**PROBLEM STATEMENT:**
Exactly reproduce each entry, leaving out nothing.

..........

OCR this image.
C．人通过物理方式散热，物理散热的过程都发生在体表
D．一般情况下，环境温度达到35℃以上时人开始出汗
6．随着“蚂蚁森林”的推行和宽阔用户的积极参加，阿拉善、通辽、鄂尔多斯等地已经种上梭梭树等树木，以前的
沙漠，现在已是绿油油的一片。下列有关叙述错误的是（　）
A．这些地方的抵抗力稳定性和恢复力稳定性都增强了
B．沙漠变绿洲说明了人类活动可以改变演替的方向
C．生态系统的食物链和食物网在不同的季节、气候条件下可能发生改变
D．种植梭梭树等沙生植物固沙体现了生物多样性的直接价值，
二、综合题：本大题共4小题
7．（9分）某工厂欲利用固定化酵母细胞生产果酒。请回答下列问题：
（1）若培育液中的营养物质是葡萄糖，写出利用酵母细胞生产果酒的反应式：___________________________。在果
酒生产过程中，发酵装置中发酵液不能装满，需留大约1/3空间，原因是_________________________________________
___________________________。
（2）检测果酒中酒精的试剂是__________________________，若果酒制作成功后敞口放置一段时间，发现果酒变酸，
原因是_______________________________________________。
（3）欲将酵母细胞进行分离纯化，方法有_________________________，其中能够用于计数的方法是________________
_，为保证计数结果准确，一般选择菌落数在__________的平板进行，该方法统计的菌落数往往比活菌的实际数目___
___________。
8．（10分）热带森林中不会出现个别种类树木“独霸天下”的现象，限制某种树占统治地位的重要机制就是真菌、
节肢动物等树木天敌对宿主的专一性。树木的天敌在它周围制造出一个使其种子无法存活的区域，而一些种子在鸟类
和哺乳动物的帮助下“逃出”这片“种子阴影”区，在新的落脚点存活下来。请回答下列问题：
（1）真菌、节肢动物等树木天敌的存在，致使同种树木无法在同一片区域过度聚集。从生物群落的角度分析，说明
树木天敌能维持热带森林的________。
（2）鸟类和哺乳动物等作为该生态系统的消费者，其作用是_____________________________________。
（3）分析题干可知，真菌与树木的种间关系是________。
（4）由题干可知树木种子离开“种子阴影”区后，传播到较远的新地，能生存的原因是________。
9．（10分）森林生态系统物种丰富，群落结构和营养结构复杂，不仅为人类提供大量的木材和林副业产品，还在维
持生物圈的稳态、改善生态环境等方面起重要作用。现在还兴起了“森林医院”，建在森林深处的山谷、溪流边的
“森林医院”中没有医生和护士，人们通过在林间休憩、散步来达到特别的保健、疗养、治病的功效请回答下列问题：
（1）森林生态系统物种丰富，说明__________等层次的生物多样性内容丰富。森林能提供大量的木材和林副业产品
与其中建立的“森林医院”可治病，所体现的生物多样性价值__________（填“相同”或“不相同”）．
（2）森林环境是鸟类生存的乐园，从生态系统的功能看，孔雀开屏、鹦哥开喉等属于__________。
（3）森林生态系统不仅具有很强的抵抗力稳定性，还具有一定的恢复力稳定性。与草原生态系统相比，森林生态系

..........

**EXERCISE SOLUTION:**
OCR this image.
C．人通过物理方式散热，物理散热的过程都发生在体表
D．一般情况下，环境温度达到35℃以上时人开始出汗
6．随着“蚂蚁森林”的推行和宽阔用户的积极参加，阿拉善、通辽、鄂尔多斯等地已经种上梭梭树等树木，以前的
沙漠，现在已是绿油油的一片。下列有关叙述错误的是（　）
A．这些地方的抵抗力稳定性和恢复力稳定性都增强了
B．沙漠变绿洲说明了人类活动可以改变演替的方向
C．生态系统的食物链和食物网在不同的季节、气候条件下可能发生改变
D．种植梭梭树等沙生植物固沙体现了生物多样性的直接价值，
二、综合题：本大题共4小题
7．（9分）某工厂欲利用固定化酵母细胞生产果酒。请回答下列问题：
（1）若培育液中的营养物质是葡萄糖，写出利用酵母细胞生产果酒的反应式：___________________________。在果
酒生产过程中，发酵装置中发酵液不能装满，需留大约1/3空间，原因是_________________________________________
___________________________。
（2）检测果酒中酒精的试剂是__________________________，若果酒制作成功后敞口放置一段时间，发现果酒变酸，
原因是_______________________________________________。
（3）欲将酵母细胞进行分离纯化，方法有_________________________，其中能够用于计数的方法是________________
_，为保证计数结果准确，一般选择菌落数在__________的平板进行，该方法统计的菌落数往往比活菌的实际数目___
___________。
8．（10分）热带森林中不会出现个别种类树木“独霸天下”的现象，限制某种树占统治地位的重要机制就是真菌、
节肢动物等树木天敌对宿主的专一性。树木的天敌在它周围制造出一个使其种子无法存活的区域，而一些种子在鸟类
和哺乳动物的帮助下“逃出”这片“种子阴影”区，在新的落脚点存活下来。请回答下列问题：
（1）真菌、节肢动物等树木天敌的存在，致使同种树木无法在同一片区域过度聚集。从生物群落的角度分析，说明
树木天敌能维持热带森林的________。
（2）鸟类和哺乳动物等作为该生态系统的消费者，其作用是_____________________________________。
（3）分析题干可知，真菌与树木的种间关系是________。
（4）由题干可知树木种子离开“种子阴影”区后，传播到较远的新地，能生存的原因是________。
9．（10分）森林生态系统物种丰富，群落结构和营养结构复杂，不仅为人类提供大量的木材和林副业产品，还在维
持生物圈的稳态、改善生态环境等方面起重要作用。现在还兴起了“森林医院”，建在森林深处的山谷、溪流边的
“森林医院”中没有医生和护士，人们通过在林间休憩、散步来达到特别的保健、疗养、治病的功效请回答下列问题：
（1）森林生态系统物种丰富，说明__________等层次的生物多样性内容丰富。森林能提供大量的木材和林副业产品
与其中建立的“森林医院”可治病，所体现的生物多样性价值__________（填“相同”或“不相同”）．
（2）森林环境是鸟类生存的乐园，从生态系统的功能看，孔雀开屏、鹦哥开喉等属于__________。
（3）森林生态系统不仅具有很强的抵抗力稳定性，还具有一定的恢复力稳定性。与草原生态系统相比，森林生态系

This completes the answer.